AIM OF THE EXERCISE> The data below is to be returned in full and exactly.

RECORD LIST>
start

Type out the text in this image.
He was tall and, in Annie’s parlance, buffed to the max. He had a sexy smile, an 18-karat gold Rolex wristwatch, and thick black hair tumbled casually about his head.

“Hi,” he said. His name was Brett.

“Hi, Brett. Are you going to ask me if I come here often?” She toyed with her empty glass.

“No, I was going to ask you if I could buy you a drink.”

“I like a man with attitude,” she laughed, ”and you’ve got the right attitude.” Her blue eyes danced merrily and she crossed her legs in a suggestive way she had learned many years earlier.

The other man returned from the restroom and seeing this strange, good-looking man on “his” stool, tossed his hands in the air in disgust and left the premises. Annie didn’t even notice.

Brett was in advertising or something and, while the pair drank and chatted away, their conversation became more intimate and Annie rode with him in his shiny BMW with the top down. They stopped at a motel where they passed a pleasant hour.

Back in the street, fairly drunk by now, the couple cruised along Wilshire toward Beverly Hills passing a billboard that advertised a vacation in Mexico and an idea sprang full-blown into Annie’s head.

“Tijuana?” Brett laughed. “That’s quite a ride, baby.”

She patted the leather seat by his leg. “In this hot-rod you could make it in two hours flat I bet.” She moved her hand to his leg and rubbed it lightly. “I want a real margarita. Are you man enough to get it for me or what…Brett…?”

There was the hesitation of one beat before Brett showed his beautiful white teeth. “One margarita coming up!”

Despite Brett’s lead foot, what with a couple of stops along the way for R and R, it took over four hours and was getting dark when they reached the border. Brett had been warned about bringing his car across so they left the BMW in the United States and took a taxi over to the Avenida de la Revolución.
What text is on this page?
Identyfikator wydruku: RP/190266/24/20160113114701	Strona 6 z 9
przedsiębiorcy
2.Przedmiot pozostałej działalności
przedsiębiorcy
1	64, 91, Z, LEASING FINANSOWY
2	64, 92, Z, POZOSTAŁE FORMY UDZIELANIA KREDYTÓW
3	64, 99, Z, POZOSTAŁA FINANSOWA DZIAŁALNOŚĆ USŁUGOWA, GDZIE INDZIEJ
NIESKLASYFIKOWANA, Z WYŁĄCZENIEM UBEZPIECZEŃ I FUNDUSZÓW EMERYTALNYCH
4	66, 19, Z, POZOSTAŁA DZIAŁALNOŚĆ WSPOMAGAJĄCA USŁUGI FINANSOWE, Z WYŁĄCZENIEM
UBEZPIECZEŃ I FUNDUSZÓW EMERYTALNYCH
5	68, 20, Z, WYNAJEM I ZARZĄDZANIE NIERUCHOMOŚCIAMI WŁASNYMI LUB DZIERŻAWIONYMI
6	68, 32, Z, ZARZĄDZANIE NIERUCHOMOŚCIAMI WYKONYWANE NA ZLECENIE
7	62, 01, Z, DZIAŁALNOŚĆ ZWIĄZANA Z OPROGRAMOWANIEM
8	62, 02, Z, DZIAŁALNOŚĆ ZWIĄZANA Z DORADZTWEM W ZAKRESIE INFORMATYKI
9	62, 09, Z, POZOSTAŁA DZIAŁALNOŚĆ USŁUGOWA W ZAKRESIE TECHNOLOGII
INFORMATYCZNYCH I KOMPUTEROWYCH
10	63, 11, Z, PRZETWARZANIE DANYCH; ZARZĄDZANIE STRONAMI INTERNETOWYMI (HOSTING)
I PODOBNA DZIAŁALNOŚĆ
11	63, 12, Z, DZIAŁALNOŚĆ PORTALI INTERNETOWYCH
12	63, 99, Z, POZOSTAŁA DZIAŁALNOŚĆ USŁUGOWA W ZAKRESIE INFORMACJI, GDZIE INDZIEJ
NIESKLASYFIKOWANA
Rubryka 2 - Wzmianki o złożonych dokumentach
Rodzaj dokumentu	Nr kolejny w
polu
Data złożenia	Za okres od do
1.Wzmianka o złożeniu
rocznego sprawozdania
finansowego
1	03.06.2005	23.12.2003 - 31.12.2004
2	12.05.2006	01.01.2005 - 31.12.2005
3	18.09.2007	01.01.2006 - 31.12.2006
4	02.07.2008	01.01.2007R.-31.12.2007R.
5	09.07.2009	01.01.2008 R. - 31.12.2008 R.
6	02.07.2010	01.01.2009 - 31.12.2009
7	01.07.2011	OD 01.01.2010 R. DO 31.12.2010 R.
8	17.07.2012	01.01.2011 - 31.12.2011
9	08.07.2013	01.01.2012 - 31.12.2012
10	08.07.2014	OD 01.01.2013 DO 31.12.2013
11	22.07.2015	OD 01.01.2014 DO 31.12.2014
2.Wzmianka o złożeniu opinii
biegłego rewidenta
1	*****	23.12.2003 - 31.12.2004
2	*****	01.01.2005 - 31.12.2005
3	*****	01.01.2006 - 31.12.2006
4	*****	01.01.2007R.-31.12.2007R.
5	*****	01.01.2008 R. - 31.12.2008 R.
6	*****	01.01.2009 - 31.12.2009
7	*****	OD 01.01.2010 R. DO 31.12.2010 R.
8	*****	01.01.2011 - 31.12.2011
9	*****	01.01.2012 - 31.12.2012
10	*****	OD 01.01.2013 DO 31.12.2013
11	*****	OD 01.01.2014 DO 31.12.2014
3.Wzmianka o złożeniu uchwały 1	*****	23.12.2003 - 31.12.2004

end

SOLUTION TO THIS PROBLEM>
Type out the text in this image.
He was tall and, in Annie’s parlance, buffed to the max. He had a sexy smile, an 18-karat gold Rolex wristwatch, and thick black hair tumbled casually about his head.

“Hi,” he said. His name was Brett.

“Hi, Brett. Are you going to ask me if I come here often?” She toyed with her empty glass.

“No, I was going to ask you if I could buy you a drink.”

“I like a man with attitude,” she laughed, ”and you’ve got the right attitude.” Her blue eyes danced merrily and she crossed her legs in a suggestive way she had learned many years earlier.

The other man returned from the restroom and seeing this strange, good-looking man on “his” stool, tossed his hands in the air in disgust and left the premises. Annie didn’t even notice.

Brett was in advertising or something and, while the pair drank and chatted away, their conversation became more intimate and Annie rode with him in his shiny BMW with the top down. They stopped at a motel where they passed a pleasant hour.

Back in the street, fairly drunk by now, the couple cruised along Wilshire toward Beverly Hills passing a billboard that advertised a vacation in Mexico and an idea sprang full-blown into Annie’s head.

“Tijuana?” Brett laughed. “That’s quite a ride, baby.”

She patted the leather seat by his leg. “In this hot-rod you could make it in two hours flat I bet.” She moved her hand to his leg and rubbed it lightly. “I want a real margarita. Are you man enough to get it for me or what…Brett…?”

There was the hesitation of one beat before Brett showed his beautiful white teeth. “One margarita coming up!”

Despite Brett’s lead foot, what with a couple of stops along the way for R and R, it took over four hours and was getting dark when they reached the border. Brett had been warned about bringing his car across so they left the BMW in the United States and took a taxi over to the Avenida de la Revolución.
What text is on this page?
Identyfikator wydruku: RP/190266/24/20160113114701	Strona 6 z 9
przedsiębiorcy
2.Przedmiot pozostałej działalności
przedsiębiorcy
1	64, 91, Z, LEASING FINANSOWY
2	64, 92, Z, POZOSTAŁE FORMY UDZIELANIA KREDYTÓW
3	64, 99, Z, POZOSTAŁA FINANSOWA DZIAŁALNOŚĆ USŁUGOWA, GDZIE INDZIEJ
NIESKLASYFIKOWANA, Z WYŁĄCZENIEM UBEZPIECZEŃ I FUNDUSZÓW EMERYTALNYCH
4	66, 19, Z, POZOSTAŁA DZIAŁALNOŚĆ WSPOMAGAJĄCA USŁUGI FINANSOWE, Z WYŁĄCZENIEM
UBEZPIECZEŃ I FUNDUSZÓW EMERYTALNYCH
5	68, 20, Z, WYNAJEM I ZARZĄDZANIE NIERUCHOMOŚCIAMI WŁASNYMI LUB DZIERŻAWIONYMI
6	68, 32, Z, ZARZĄDZANIE NIERUCHOMOŚCIAMI WYKONYWANE NA ZLECENIE
7	62, 01, Z, DZIAŁALNOŚĆ ZWIĄZANA Z OPROGRAMOWANIEM
8	62, 02, Z, DZIAŁALNOŚĆ ZWIĄZANA Z DORADZTWEM W ZAKRESIE INFORMATYKI
9	62, 09, Z, POZOSTAŁA DZIAŁALNOŚĆ USŁUGOWA W ZAKRESIE TECHNOLOGII
INFORMATYCZNYCH I KOMPUTEROWYCH
10	63, 11, Z, PRZETWARZANIE DANYCH; ZARZĄDZANIE STRONAMI INTERNETOWYMI (HOSTING)
I PODOBNA DZIAŁALNOŚĆ
11	63, 12, Z, DZIAŁALNOŚĆ PORTALI INTERNETOWYCH
12	63, 99, Z, POZOSTAŁA DZIAŁALNOŚĆ USŁUGOWA W ZAKRESIE INFORMACJI, GDZIE INDZIEJ
NIESKLASYFIKOWANA
Rubryka 2 - Wzmianki o złożonych dokumentach
Rodzaj dokumentu	Nr kolejny w
polu
Data złożenia	Za okres od do
1.Wzmianka o złożeniu
rocznego sprawozdania
finansowego
1	03.06.2005	23.12.2003 - 31.12.2004
2	12.05.2006	01.01.2005 - 31.12.2005
3	18.09.2007	01.01.2006 - 31.12.2006
4	02.07.2008	01.01.2007R.-31.12.2007R.
5	09.07.2009	01.01.2008 R. - 31.12.2008 R.
6	02.07.2010	01.01.2009 - 31.12.2009
7	01.07.2011	OD 01.01.2010 R. DO 31.12.2010 R.
8	17.07.2012	01.01.2011 - 31.12.2011
9	08.07.2013	01.01.2012 - 31.12.2012
10	08.07.2014	OD 01.01.2013 DO 31.12.2013
11	22.07.2015	OD 01.01.2014 DO 31.12.2014
2.Wzmianka o złożeniu opinii
biegłego rewidenta
1	*****	23.12.2003 - 31.12.2004
2	*****	01.01.2005 - 31.12.2005
3	*****	01.01.2006 - 31.12.2006
4	*****	01.01.2007R.-31.12.2007R.
5	*****	01.01.2008 R. - 31.12.2008 R.
6	*****	01.01.2009 - 31.12.2009
7	*****	OD 01.01.2010 R. DO 31.12.2010 R.
8	*****	01.01.2011 - 31.12.2011
9	*****	01.01.2012 - 31.12.2012
10	*****	OD 01.01.2013 DO 31.12.2013
11	*****	OD 01.01.2014 DO 31.12.2014
3.Wzmianka o złożeniu uchwały 1	*****	23.12.2003 - 31.12.2004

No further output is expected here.